Collected data entries
────────────────
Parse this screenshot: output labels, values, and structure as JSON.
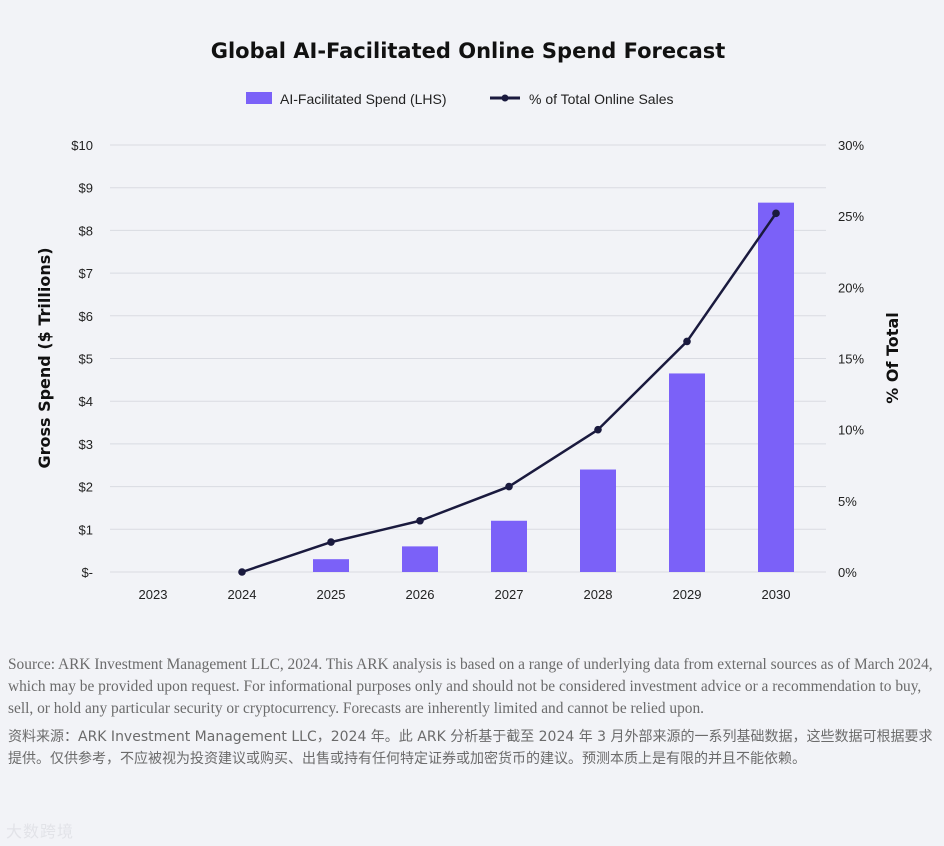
{
  "chart_data": {
    "type": "bar",
    "title": "Global AI-Facilitated Online Spend Forecast",
    "categories": [
      "2023",
      "2024",
      "2025",
      "2026",
      "2027",
      "2028",
      "2029",
      "2030"
    ],
    "series": [
      {
        "name": "AI-Facilitated Spend (LHS)",
        "type": "bar",
        "axis": "left",
        "color": "#7b61f8",
        "values": [
          0,
          0,
          0.3,
          0.6,
          1.2,
          2.4,
          4.65,
          8.65
        ]
      },
      {
        "name": "% of Total Online Sales",
        "type": "line",
        "axis": "right",
        "color": "#1a1a3e",
        "values": [
          null,
          0,
          2.1,
          3.6,
          6.0,
          10.0,
          16.2,
          25.2
        ]
      }
    ],
    "ylabel": "Gross Spend ($ Trillions)",
    "ylabel_right": "% Of Total",
    "ylim": [
      0,
      10
    ],
    "ylim_right": [
      0,
      30
    ],
    "yticks": [
      "$-",
      "$1",
      "$2",
      "$3",
      "$4",
      "$5",
      "$6",
      "$7",
      "$8",
      "$9",
      "$10"
    ],
    "yticks_right": [
      "0%",
      "5%",
      "10%",
      "15%",
      "20%",
      "25%",
      "30%"
    ],
    "legend": "top-center",
    "grid": true
  },
  "notes": {
    "en": "Source: ARK Investment Management LLC, 2024. This ARK analysis is based on a range of underlying data from external sources as of March 2024, which may be provided upon request. For informational purposes only and should not be considered investment advice or a recommendation to buy, sell, or hold any particular security or cryptocurrency. Forecasts are inherently limited and cannot be relied upon.",
    "cn": "资料来源：ARK Investment Management LLC，2024 年。此 ARK 分析基于截至 2024 年 3 月外部来源的一系列基础数据，这些数据可根据要求提供。仅供参考，不应被视为投资建议或购买、出售或持有任何特定证券或加密货币的建议。预测本质上是有限的并且不能依赖。"
  },
  "watermark": "大数跨境"
}
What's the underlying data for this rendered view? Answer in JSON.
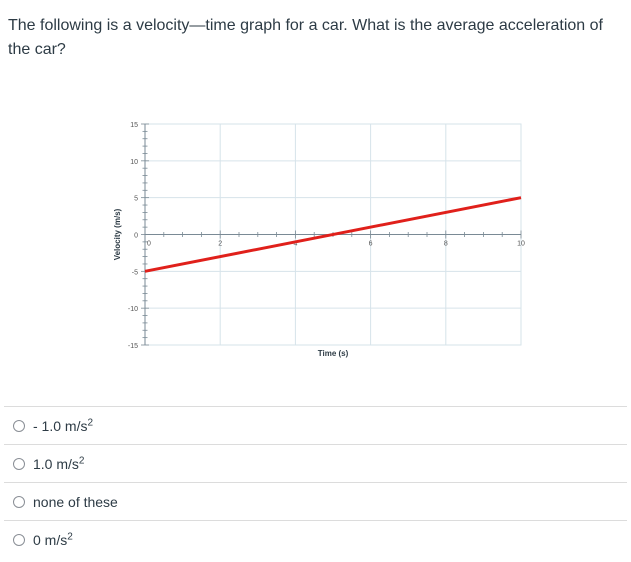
{
  "question": {
    "text": "The following is a velocity—time graph for a car. What is the average acceleration of the car?"
  },
  "chart_data": {
    "type": "line",
    "title": "",
    "xlabel": "Time (s)",
    "ylabel": "Velocity (m/s)",
    "xlim": [
      0,
      10
    ],
    "ylim": [
      -15,
      15
    ],
    "x_ticks": [
      0,
      2,
      4,
      6,
      8,
      10
    ],
    "x_tick_labels": [
      "0",
      "2",
      "4",
      "6",
      "8",
      "10"
    ],
    "y_ticks": [
      -15,
      -10,
      -5,
      0,
      5,
      10,
      15
    ],
    "y_tick_labels": [
      "-15",
      "-10",
      "-5",
      "0",
      "5",
      "10",
      "15"
    ],
    "grid": true,
    "series": [
      {
        "color": "#e0201b",
        "x": [
          0,
          10
        ],
        "y": [
          -5,
          5
        ]
      }
    ]
  },
  "answers": [
    {
      "text": "- 1.0 m/s",
      "sup": "2"
    },
    {
      "text": "1.0 m/s",
      "sup": "2"
    },
    {
      "text": "none of these",
      "sup": ""
    },
    {
      "text": "0 m/s",
      "sup": "2"
    }
  ]
}
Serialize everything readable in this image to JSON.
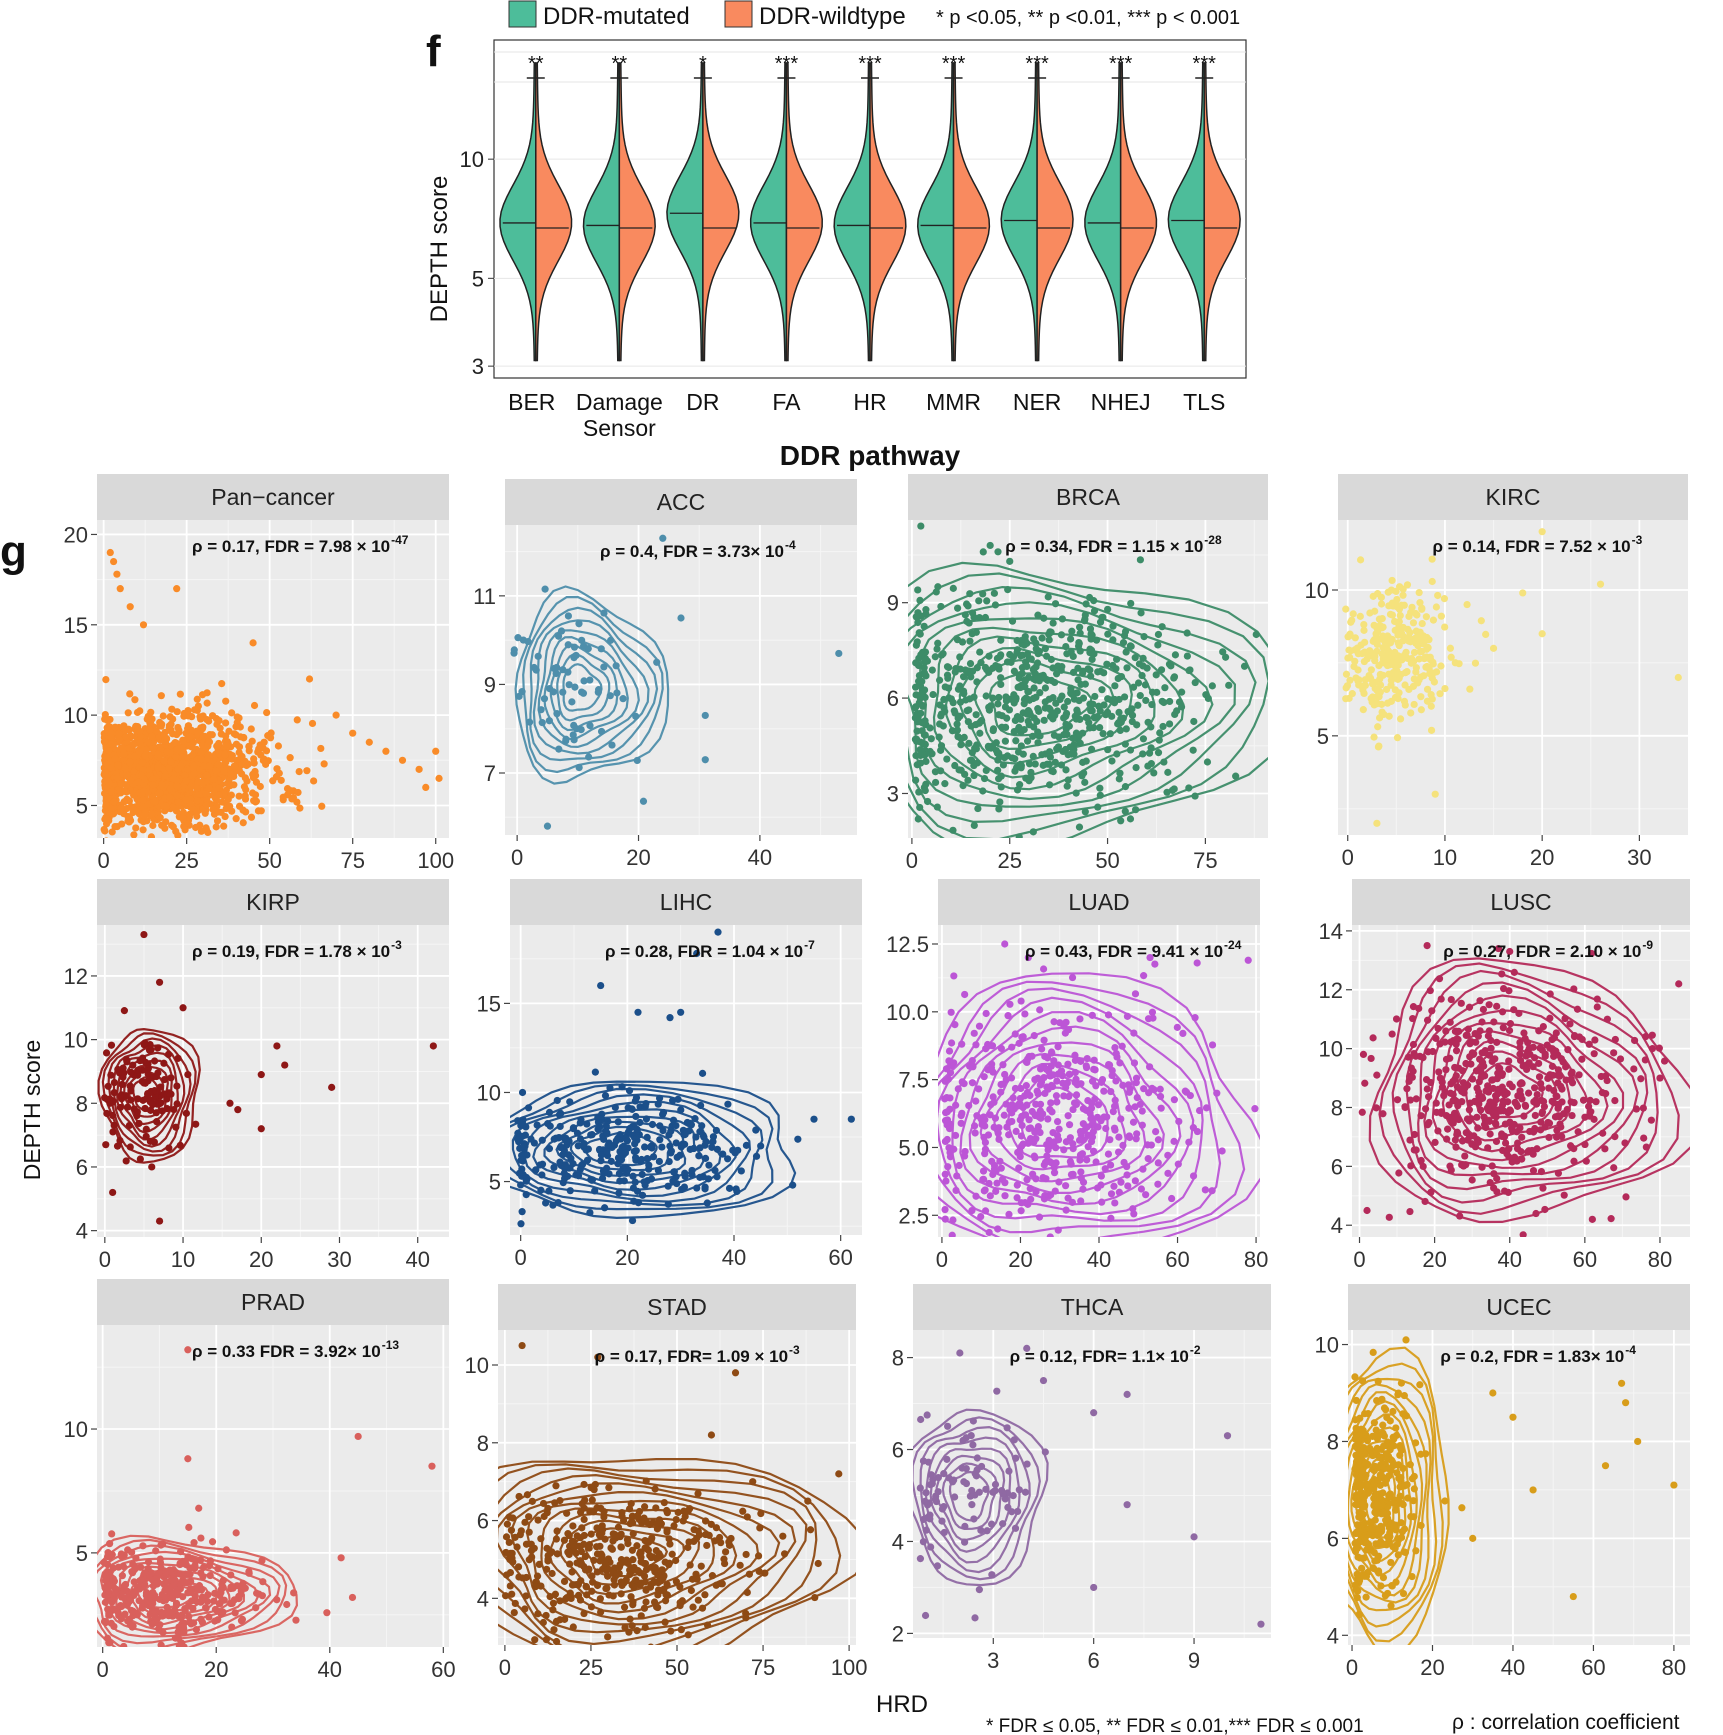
{
  "panel_f": {
    "label": "f",
    "legend": [
      {
        "label": "DDR-mutated",
        "color": "#4dbd9a"
      },
      {
        "label": "DDR-wildtype",
        "color": "#f98a5f"
      }
    ],
    "sig_legend": "* p <0.05,  ** p <0.01,  *** p < 0.001"
  },
  "panel_g": {
    "label": "g",
    "xlabel": "HRD",
    "ylabel": "DEPTH score",
    "footnote_fdr": "* FDR ≤ 0.05, ** FDR ≤ 0.01,*** FDR ≤ 0.001",
    "footnote_rho": "ρ : correlation coefficient"
  },
  "chart_data": [
    {
      "type": "violin",
      "title": "",
      "xlabel": "DDR pathway",
      "ylabel": "DEPTH score",
      "ylim": [
        2.8,
        20
      ],
      "yticks": [
        3,
        5,
        10
      ],
      "categories": [
        "BER",
        "Damage\nSensor",
        "DR",
        "FA",
        "HR",
        "MMR",
        "NER",
        "NHEJ",
        "TLS"
      ],
      "series": [
        {
          "name": "DDR-mutated",
          "median": [
            6.9,
            6.8,
            7.3,
            6.9,
            6.8,
            6.8,
            7.0,
            6.9,
            7.0
          ]
        },
        {
          "name": "DDR-wildtype",
          "median": [
            6.7,
            6.7,
            6.7,
            6.7,
            6.7,
            6.7,
            6.7,
            6.7,
            6.7
          ]
        }
      ],
      "significance": [
        "**",
        "**",
        "*",
        "***",
        "***",
        "***",
        "***",
        "***",
        "***"
      ]
    },
    {
      "type": "scatter",
      "title": "Pan−cancer",
      "color": "#f98b28",
      "annotation": "ρ = 0.17, FDR = 7.98 × 10",
      "annotation_exp": "-47",
      "xlim": [
        -2,
        104
      ],
      "ylim": [
        3.2,
        20.8
      ],
      "xticks": [
        0,
        25,
        50,
        75,
        100
      ],
      "yticks": [
        5,
        10,
        15,
        20
      ],
      "cluster": {
        "cx": 18,
        "cy": 6.8,
        "sx": 14,
        "sy": 1.5,
        "n": 1500
      },
      "outliers": [
        [
          2,
          19
        ],
        [
          3,
          18.5
        ],
        [
          4,
          17.8
        ],
        [
          5,
          17
        ],
        [
          8,
          16
        ],
        [
          12,
          15
        ],
        [
          22,
          17
        ],
        [
          45,
          14
        ],
        [
          62,
          12
        ],
        [
          70,
          10
        ],
        [
          75,
          9
        ],
        [
          80,
          8.5
        ],
        [
          85,
          8
        ],
        [
          90,
          7.5
        ],
        [
          95,
          7
        ],
        [
          100,
          8
        ],
        [
          101,
          6.5
        ],
        [
          97,
          6
        ]
      ],
      "contours": 0
    },
    {
      "type": "scatter",
      "title": "ACC",
      "color": "#4e8eab",
      "annotation": "ρ = 0.4, FDR = 3.73× 10",
      "annotation_exp": "-4",
      "xlim": [
        -2,
        56
      ],
      "ylim": [
        5.6,
        12.6
      ],
      "xticks": [
        0,
        20,
        40
      ],
      "yticks": [
        7,
        9,
        11
      ],
      "cluster": {
        "cx": 10,
        "cy": 8.9,
        "sx": 5,
        "sy": 0.9,
        "n": 70
      },
      "outliers": [
        [
          24,
          12.3
        ],
        [
          53,
          9.7
        ],
        [
          31,
          8.3
        ],
        [
          31,
          7.3
        ],
        [
          5,
          5.8
        ],
        [
          23,
          9.5
        ],
        [
          27,
          10.5
        ]
      ],
      "contours": 9
    },
    {
      "type": "scatter",
      "title": "BRCA",
      "color": "#3d8c68",
      "annotation": "ρ = 0.34, FDR = 1.15 × 10",
      "annotation_exp": "-28",
      "xlim": [
        -1,
        91
      ],
      "ylim": [
        1.6,
        11.6
      ],
      "xticks": [
        0,
        25,
        50,
        75
      ],
      "yticks": [
        3,
        6,
        9
      ],
      "cluster": {
        "cx": 30,
        "cy": 5.8,
        "sx": 20,
        "sy": 1.7,
        "n": 700
      },
      "outliers": [
        [
          20,
          10.8
        ],
        [
          22,
          10.6
        ],
        [
          25,
          10.3
        ],
        [
          63,
          8
        ],
        [
          85,
          7
        ],
        [
          88,
          8
        ]
      ],
      "contours": 10
    },
    {
      "type": "scatter",
      "title": "KIRC",
      "color": "#f5e27c",
      "annotation": "ρ = 0.14, FDR = 7.52 × 10",
      "annotation_exp": "-3",
      "xlim": [
        -1,
        35
      ],
      "ylim": [
        1.6,
        12.4
      ],
      "xticks": [
        0,
        10,
        20,
        30
      ],
      "yticks": [
        5,
        10
      ],
      "cluster": {
        "cx": 5,
        "cy": 7.8,
        "sx": 2.5,
        "sy": 1.2,
        "n": 300
      },
      "outliers": [
        [
          20,
          12
        ],
        [
          26,
          10.2
        ],
        [
          18,
          9.9
        ],
        [
          34,
          7
        ],
        [
          20,
          8.5
        ],
        [
          9,
          3
        ],
        [
          3,
          2
        ],
        [
          15,
          8
        ]
      ],
      "contours": 0
    },
    {
      "type": "scatter",
      "title": "KIRP",
      "color": "#8e1716",
      "annotation": "ρ = 0.19, FDR = 1.78 × 10",
      "annotation_exp": "-3",
      "xlim": [
        -1,
        44
      ],
      "ylim": [
        3.8,
        13.6
      ],
      "xticks": [
        0,
        10,
        20,
        30,
        40
      ],
      "yticks": [
        4,
        6,
        8,
        10,
        12
      ],
      "cluster": {
        "cx": 5,
        "cy": 8.3,
        "sx": 2.5,
        "sy": 0.9,
        "n": 120
      },
      "outliers": [
        [
          5,
          13.3
        ],
        [
          7,
          11.8
        ],
        [
          10,
          11
        ],
        [
          42,
          9.8
        ],
        [
          29,
          8.5
        ],
        [
          23,
          9.2
        ],
        [
          22,
          9.8
        ],
        [
          20,
          8.9
        ],
        [
          17,
          7.8
        ],
        [
          16,
          8
        ],
        [
          20,
          7.2
        ],
        [
          1,
          5.2
        ],
        [
          7,
          4.3
        ],
        [
          6,
          6
        ]
      ],
      "contours": 9
    },
    {
      "type": "scatter",
      "title": "LIHC",
      "color": "#1b4f8a",
      "annotation": "ρ = 0.28, FDR = 1.04 × 10",
      "annotation_exp": "-7",
      "xlim": [
        -2,
        64
      ],
      "ylim": [
        2,
        19.4
      ],
      "xticks": [
        0,
        20,
        40,
        60
      ],
      "yticks": [
        5,
        10,
        15
      ],
      "cluster": {
        "cx": 18,
        "cy": 6.8,
        "sx": 11,
        "sy": 1.5,
        "n": 320
      },
      "outliers": [
        [
          37,
          19
        ],
        [
          33,
          17.8
        ],
        [
          30,
          14.5
        ],
        [
          28,
          14.2
        ],
        [
          22,
          14.5
        ],
        [
          62,
          8.5
        ],
        [
          55,
          8.5
        ],
        [
          45,
          7
        ],
        [
          51,
          4.8
        ],
        [
          15,
          16
        ]
      ],
      "contours": 10
    },
    {
      "type": "scatter",
      "title": "LUAD",
      "color": "#bc55d6",
      "annotation": "ρ = 0.43, FDR = 9.41 × 10",
      "annotation_exp": "-24",
      "xlim": [
        -1,
        81
      ],
      "ylim": [
        1.7,
        13.2
      ],
      "xticks": [
        0,
        20,
        40,
        60,
        80
      ],
      "yticks": [
        2.5,
        5.0,
        7.5,
        10.0,
        12.5
      ],
      "cluster": {
        "cx": 28,
        "cy": 6.0,
        "sx": 15,
        "sy": 1.9,
        "n": 500
      },
      "outliers": [
        [
          16,
          12.5
        ],
        [
          22,
          12
        ],
        [
          53,
          12
        ],
        [
          65,
          11.8
        ],
        [
          78,
          11.9
        ],
        [
          70,
          7
        ]
      ],
      "contours": 11
    },
    {
      "type": "scatter",
      "title": "LUSC",
      "color": "#b42a5a",
      "annotation": "ρ = 0.27, FDR = 2.10 × 10",
      "annotation_exp": "-9",
      "xlim": [
        -2,
        88
      ],
      "ylim": [
        3.6,
        14.2
      ],
      "xticks": [
        0,
        20,
        40,
        60,
        80
      ],
      "yticks": [
        4,
        6,
        8,
        10,
        12,
        14
      ],
      "cluster": {
        "cx": 38,
        "cy": 8.5,
        "sx": 14,
        "sy": 1.6,
        "n": 500
      },
      "outliers": [
        [
          18,
          13.5
        ],
        [
          37,
          13.4
        ],
        [
          40,
          13.3
        ],
        [
          85,
          12.2
        ],
        [
          80,
          9
        ],
        [
          78,
          10
        ],
        [
          2,
          4.5
        ],
        [
          62,
          4.2
        ],
        [
          66,
          11
        ]
      ],
      "contours": 11
    },
    {
      "type": "scatter",
      "title": "PRAD",
      "color": "#d9605c",
      "annotation": "ρ = 0.33  FDR = 3.92× 10",
      "annotation_exp": "-13",
      "xlim": [
        -1,
        61
      ],
      "ylim": [
        1.2,
        14.2
      ],
      "xticks": [
        0,
        20,
        40,
        60
      ],
      "yticks": [
        5,
        10
      ],
      "cluster": {
        "cx": 11,
        "cy": 3.3,
        "sx": 7,
        "sy": 0.9,
        "n": 360
      },
      "outliers": [
        [
          15,
          13.2
        ],
        [
          45,
          9.7
        ],
        [
          58,
          8.5
        ],
        [
          15,
          8.8
        ],
        [
          42,
          4.8
        ],
        [
          44,
          3.2
        ]
      ],
      "contours": 10
    },
    {
      "type": "scatter",
      "title": "STAD",
      "color": "#8e4a14",
      "annotation": "ρ = 0.17, FDR= 1.09 × 10",
      "annotation_exp": "-3",
      "xlim": [
        -2,
        102
      ],
      "ylim": [
        2.8,
        10.9
      ],
      "xticks": [
        0,
        25,
        50,
        75,
        100
      ],
      "yticks": [
        4,
        6,
        8,
        10
      ],
      "cluster": {
        "cx": 33,
        "cy": 5.1,
        "sx": 18,
        "sy": 0.9,
        "n": 420
      },
      "outliers": [
        [
          5,
          10.5
        ],
        [
          27,
          10.2
        ],
        [
          67,
          9.8
        ],
        [
          60,
          8.2
        ],
        [
          72,
          7
        ],
        [
          88,
          6.5
        ],
        [
          97,
          7.2
        ],
        [
          70,
          3.5
        ]
      ],
      "contours": 12
    },
    {
      "type": "scatter",
      "title": "THCA",
      "color": "#8f69a3",
      "annotation": "ρ = 0.12, FDR= 1.1× 10",
      "annotation_exp": "-2",
      "xlim": [
        0.6,
        11.3
      ],
      "ylim": [
        1.9,
        8.6
      ],
      "xticks": [
        3,
        6,
        9
      ],
      "yticks": [
        2,
        4,
        6,
        8
      ],
      "cluster": {
        "cx": 2.2,
        "cy": 5.0,
        "sx": 0.9,
        "sy": 0.9,
        "n": 90
      },
      "outliers": [
        [
          4,
          8.2
        ],
        [
          4.5,
          7.5
        ],
        [
          2,
          8.1
        ],
        [
          6,
          6.8
        ],
        [
          7,
          7.2
        ],
        [
          10,
          6.3
        ],
        [
          9,
          4.1
        ],
        [
          11,
          2.2
        ],
        [
          6,
          3
        ],
        [
          7,
          4.8
        ]
      ],
      "contours": 8
    },
    {
      "type": "scatter",
      "title": "UCEC",
      "color": "#d89d1a",
      "annotation": "ρ = 0.2, FDR = 1.83× 10",
      "annotation_exp": "-4",
      "xlim": [
        -1,
        84
      ],
      "ylim": [
        3.8,
        10.3
      ],
      "xticks": [
        0,
        20,
        40,
        60,
        80
      ],
      "yticks": [
        4,
        6,
        8,
        10
      ],
      "cluster": {
        "cx": 6,
        "cy": 6.8,
        "sx": 5,
        "sy": 1.0,
        "n": 380
      },
      "outliers": [
        [
          67,
          9.2
        ],
        [
          68,
          8.8
        ],
        [
          71,
          8
        ],
        [
          63,
          7.5
        ],
        [
          80,
          7.1
        ],
        [
          55,
          4.8
        ],
        [
          35,
          9
        ],
        [
          40,
          8.5
        ],
        [
          30,
          6
        ],
        [
          45,
          7
        ]
      ],
      "contours": 12
    }
  ]
}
────────────────
What the task requires - Which lines hold the word "JSON"? Return all of them from the records above.

Right answer -
Parse this screenshot: output labels, values, and structure as JSON.
What's the underlying data for this rendered view? Answer in JSON.
Serialize everything readable in this image to JSON.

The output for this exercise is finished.